Qu’est-ce qui t’a donné l’idée de te lancer dans Makabu ?

Ce qui a déclenché Makabu ? Il y a eu plusieurs moments. J’ai d’abord eu l’envie de me lancer dans la fabrication de vêtements. L’une des choses les plus importantes qui m’a stimulé, c’était d’avoir conscience  qu’a partir du moment où tu as une idée en tête, il faut te donner les moyens de la réaliser. Au fond, c’est très bateau de se dire que tout est possible !

On peut aussi dire que je suis autodidacte. Pendant un moment, j’avais envie de faire des t-shirts. Un jour, à la fac, un ami m’a proposé que l’on se lance dans la fabrication de t-shirts. La fac, je n’y étais pas par passion. Donc je me suis dis, allons-y, on va se lancer dans l’aventure ! On a fait pas mal de choses ensembles. A un certain moment, on a décidé d’arrêter, j’avais besoin d’un break. Pourtant, par la suite, je suis revenu sur l’idée de créer des vêtements ! J’ai cette envie de créer qui a toujours été en moi.

Quel a été le déclic qui a donné naissance à Makabu ?

J’ai eu un moment pendant lequel j’ai voulu donné un sens à ma vie. Savoir ce que j’avais envie de faire ou ne pas faire, pour moi, ça fait partie de ces choses qui sont importantes. C’est comme ça que Makabu a commencé, car je prenais vraiment du plaisir à créer. Ce qui m’a motivé par la suite, et que je trouve motivant en général, c’est d’avoir une idée en tête et de la voir prendre forme. Réfléchir sur le pourquoi du comment, c’est bien, mais après, il faut foncer, agir !

D’où est venu l’idée du nom Makabu ?

D’origine Antillaise, j’ai voulu trouver un nom de marque qui me représentait. Lorsque j’allais en vacances en Martinique, je me rendais toujours sur la plage Macabou. J’ai juste changé l’orthographe du nom pour le donner à sa marque. Ainsi, Makabu, c’est en quelque sorte une part de mon identité.  

Comment travailles-tu au quotidien ? Quelle est ta routine de création ?

Une journée type avec moi : ça commence par trouver les matériaux. Je cherche des sacs de riz originaux et colorés. Pour cela, je fais une tournée. Plusieurs magasins me mettent des sacs de riz de côté.  Je me rends ensuite dans mon atelier de couture à Strasbourg St Denis. En fonction de mes trouvailles, je commence à découper les visuels intéressants issus des sacs de riz. Soit l’inspiration vient de suite, et je me lance, soit je découpe pleins de visuels, puis j’élabore mes compositions à tâtons. Lorsque je commence une composition, je fais d’abord des essais sur la planche, puis je cherche un tissu pour s’accorder avec la composition. Après, je place la composition sur le tissus, puis fixe le tout avec des aiguilles, pour maintenir les éléments ensemble. Finalement, je couds le tout.

Consigne
Pouvez-vous recopier mot pour mot le passage de l'entretien sur Makabu qui va de « Quel a été le » à « nom Makabu ? » ?

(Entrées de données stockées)
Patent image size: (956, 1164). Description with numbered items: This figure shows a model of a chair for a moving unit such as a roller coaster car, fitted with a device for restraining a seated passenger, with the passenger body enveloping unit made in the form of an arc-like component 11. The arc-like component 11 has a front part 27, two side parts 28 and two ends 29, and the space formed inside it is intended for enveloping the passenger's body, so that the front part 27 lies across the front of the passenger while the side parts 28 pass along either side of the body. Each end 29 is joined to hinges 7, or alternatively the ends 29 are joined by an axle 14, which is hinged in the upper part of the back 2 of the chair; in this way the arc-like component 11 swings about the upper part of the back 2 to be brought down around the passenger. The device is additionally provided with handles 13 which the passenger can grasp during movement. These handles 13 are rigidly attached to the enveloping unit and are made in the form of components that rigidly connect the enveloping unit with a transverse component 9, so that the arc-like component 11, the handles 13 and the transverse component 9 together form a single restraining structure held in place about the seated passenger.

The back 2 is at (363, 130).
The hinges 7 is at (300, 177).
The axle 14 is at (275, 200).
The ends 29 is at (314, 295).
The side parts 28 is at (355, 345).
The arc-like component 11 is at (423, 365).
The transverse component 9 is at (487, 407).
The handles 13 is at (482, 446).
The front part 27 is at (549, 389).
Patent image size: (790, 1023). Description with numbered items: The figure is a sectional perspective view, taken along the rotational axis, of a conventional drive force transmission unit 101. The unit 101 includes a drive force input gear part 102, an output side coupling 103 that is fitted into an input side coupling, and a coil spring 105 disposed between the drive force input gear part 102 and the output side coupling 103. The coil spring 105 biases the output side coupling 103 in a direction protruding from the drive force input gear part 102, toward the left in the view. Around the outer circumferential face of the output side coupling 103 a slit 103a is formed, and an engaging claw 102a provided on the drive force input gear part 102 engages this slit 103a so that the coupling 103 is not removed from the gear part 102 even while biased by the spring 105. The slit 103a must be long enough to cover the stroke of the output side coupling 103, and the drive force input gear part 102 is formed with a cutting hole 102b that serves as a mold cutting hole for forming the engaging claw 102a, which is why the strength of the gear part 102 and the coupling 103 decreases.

Réponse proposée
Quel a été le déclic qui a donné naissance à Makabu ?

J’ai eu un moment pendant lequel j’ai voulu donné un sens à ma vie. Savoir ce que j’avais envie de faire ou ne pas faire, pour moi, ça fait partie de ces choses qui sont importantes. C’est comme ça que Makabu a commencé, car je prenais vraiment du plaisir à créer. Ce qui m’a motivé par la suite, et que je trouve motivant en général, c’est d’avoir une idée en tête et de la voir prendre forme. Réfléchir sur le pourquoi du comment, c’est bien, mais après, il faut foncer, agir !

D’où est venu l’idée du nom Makabu ?